→ GIVEN PASSAGE
What does 0⁰ equal?
1, 0, or is this not defined?

There could be just a convention for 0⁰ , however I don't remember it, so if anyone could help, thanks!

0⁰ is not defined (It is like asking what is 0/0 the answer could be any real number as zero times any any real numer is zero). However it can be shown that x^x where x can be infinitely close to zero (but not zero) is infinitely close to 1. in Other words: lim x^x when x tends to 0 is 1.

About 0⁰ , note that as x goes to 0, 0^x goes to 0, but x⁰ tends to 1. So I think that there is a convention that 0⁰ is defined as 1 because x⁰ occurs frequently in power series whereas 0^x isn't really a very useful function at all.

Isn't x⁰ defined by x being multiplied by itself 0 times and then put into an equation? I think exponents were meant to abbreviate how many times a term appears in a multiplication, so any x⁰ would be 1. Complex proof: y=x⁰ differentiates to 0, so y always equals 1 so long as the binomial theorem is correct.

I agree with Brad here. It is far more useful to have 0⁰ = 1 rather than 0.

The thing is that with x⁰ , the x actually doesn't feature at all. The whole point of the exponent being 0 is that the power is independent of x. If x = 0, then once you make it dependent on x (by setting the exponent to anything greater than 0) the power does get influenced by the 0 and so the answer is 0. On the other hand if you set it to something less than 0, it becomes unbounded.

The problem is that in this case, division is not a good way to reverse multiplication. But that doesn't mean 0⁰ shouldn't be defined. It is defined by virtue of the fact that the zero exponent means that the zero (being raised to the power) is never multiplied in so can't affect the outcome.

Perhaps a good definition of f(x,y) = x^y for real x,y would be as follows. (I've got no idea if it's done this way).

1) f(x,0) = 1
2) f(x,1) = x
3) f(x,a+b) = f(x,a)f(x,b) (a ¹ -b if x = 0)
4) f(x,ab) = f(f(x,a),b)
5) f(x,y) is continuous on y

That should do the trick I think. To extend to complex numbers you need to look at its derivative, and generalise that too.

Yours,

Michael

The usual way to define x^y is as e^{y ln(x)} , where the exponential function is well defined by its Taylor expansion. You can easily prove from this that it has the five properties above; proving that a function exists and is unique from the above looks more difficult but probably quite easy (haven't tried).

-Dave

Well I think you can do it as follows.

By rule 2): f(x,1) = x.

By rule 3): f(x,a) = x f(x,a-1)

So f(x,2) = x² , f(x,3) = x³ ...

For all integral n:

f(x,n) = xⁿ

Then by rule 4): (letting a = 1/2 and b = 2)

f(x,1/2)² = f(x,1) = x

Similarly by letting a = 1/n and b = n:

f(x,1/n)ⁿ = x

which shows that for all unit fractions it is consistent. Then to get to all the other rationals apply rule 4) again. And then for the irrationals use rule 5) - every irrational can be given a sequence of rationals tending to the irrational limit. And the sequence of f(x,r_n ) will converge uniquely because f(x,r) is continuous on the rationals. Therefore f(x,y) = x^y for all real y.

Maybe rule 1) is redundant...

→ DIRECTIONS FOR THIS TASK
Quote, word for word, the part of the 0⁰ thread that opens with the words containing "Perhaps a good" and closes with "-b if x = 0)". The listing after the 0⁰ thread isn't needed.

→ ENTRIES
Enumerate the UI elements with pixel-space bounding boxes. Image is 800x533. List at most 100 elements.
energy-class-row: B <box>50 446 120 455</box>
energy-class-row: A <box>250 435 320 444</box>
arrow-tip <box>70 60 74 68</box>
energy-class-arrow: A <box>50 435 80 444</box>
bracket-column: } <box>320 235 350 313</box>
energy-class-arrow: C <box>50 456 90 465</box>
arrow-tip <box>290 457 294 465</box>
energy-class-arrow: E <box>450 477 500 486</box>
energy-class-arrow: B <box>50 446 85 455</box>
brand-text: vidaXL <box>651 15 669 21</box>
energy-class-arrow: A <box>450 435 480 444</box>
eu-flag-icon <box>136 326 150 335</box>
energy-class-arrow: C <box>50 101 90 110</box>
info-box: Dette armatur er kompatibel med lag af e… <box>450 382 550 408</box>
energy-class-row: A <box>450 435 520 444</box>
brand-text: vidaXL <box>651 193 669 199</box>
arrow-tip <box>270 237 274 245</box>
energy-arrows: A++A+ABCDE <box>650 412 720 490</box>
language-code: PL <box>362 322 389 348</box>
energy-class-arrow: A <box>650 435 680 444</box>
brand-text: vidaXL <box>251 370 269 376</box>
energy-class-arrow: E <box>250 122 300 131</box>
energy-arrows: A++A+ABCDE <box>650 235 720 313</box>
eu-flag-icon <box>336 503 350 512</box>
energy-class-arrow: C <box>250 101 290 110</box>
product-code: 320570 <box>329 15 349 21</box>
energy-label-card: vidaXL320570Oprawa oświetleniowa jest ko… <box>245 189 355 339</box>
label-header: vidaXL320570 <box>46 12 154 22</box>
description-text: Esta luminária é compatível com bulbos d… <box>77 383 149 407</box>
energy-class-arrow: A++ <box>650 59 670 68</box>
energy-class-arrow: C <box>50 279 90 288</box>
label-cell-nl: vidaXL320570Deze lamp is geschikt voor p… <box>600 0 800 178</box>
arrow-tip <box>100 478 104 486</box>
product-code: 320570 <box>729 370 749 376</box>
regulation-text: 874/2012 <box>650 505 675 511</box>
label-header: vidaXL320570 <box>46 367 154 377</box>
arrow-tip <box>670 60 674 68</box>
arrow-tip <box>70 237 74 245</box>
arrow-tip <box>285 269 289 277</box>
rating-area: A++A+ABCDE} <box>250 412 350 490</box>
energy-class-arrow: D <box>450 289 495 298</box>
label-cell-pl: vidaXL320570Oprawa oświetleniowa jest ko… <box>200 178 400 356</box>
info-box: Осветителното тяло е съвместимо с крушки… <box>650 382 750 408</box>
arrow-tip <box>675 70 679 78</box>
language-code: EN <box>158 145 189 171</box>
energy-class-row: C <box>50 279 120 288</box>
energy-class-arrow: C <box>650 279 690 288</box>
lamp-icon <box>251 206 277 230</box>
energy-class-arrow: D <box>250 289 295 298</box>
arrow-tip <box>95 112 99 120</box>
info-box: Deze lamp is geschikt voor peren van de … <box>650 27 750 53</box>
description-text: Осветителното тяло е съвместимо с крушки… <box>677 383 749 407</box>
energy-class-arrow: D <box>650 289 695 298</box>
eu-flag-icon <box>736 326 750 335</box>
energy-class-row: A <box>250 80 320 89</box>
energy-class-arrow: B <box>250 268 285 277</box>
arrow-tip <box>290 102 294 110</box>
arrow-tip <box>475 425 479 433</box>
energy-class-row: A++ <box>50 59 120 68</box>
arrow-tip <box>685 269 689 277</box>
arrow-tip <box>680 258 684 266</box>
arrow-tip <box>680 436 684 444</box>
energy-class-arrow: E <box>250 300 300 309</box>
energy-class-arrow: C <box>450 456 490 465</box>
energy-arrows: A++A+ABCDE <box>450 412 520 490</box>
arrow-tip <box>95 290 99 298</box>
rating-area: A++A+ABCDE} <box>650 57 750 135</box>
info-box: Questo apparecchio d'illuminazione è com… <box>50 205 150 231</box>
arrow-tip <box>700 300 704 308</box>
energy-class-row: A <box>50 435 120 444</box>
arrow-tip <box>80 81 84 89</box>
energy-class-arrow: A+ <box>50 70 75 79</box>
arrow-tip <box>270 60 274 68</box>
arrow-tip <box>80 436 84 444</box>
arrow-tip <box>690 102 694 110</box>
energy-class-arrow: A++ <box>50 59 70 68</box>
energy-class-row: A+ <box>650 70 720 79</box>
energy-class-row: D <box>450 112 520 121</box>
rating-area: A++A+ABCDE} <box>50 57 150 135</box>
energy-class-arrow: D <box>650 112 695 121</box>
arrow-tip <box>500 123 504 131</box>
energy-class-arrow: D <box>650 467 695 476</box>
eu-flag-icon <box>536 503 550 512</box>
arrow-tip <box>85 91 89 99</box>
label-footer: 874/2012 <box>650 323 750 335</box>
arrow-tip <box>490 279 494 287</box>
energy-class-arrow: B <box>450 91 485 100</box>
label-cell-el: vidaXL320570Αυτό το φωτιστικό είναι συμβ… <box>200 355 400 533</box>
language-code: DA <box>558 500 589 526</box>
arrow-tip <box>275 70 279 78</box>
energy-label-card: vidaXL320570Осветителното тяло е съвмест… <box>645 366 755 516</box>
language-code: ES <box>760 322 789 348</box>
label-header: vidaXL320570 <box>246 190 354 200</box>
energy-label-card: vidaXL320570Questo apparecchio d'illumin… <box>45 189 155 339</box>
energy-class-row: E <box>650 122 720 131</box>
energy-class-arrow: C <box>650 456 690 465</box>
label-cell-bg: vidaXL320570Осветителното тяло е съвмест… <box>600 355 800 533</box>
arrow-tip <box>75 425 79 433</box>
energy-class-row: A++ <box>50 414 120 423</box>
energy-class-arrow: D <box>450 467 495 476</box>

→ OUTPUT BELOW
Perhaps a good definition of f(x,y) = x^y for real x,y would be as follows. (I've got no idea if it's done this way).

1) f(x,0) = 1
2) f(x,1) = x
3) f(x,a+b) = f(x,a)f(x,b) (a ¹ -b if x = 0)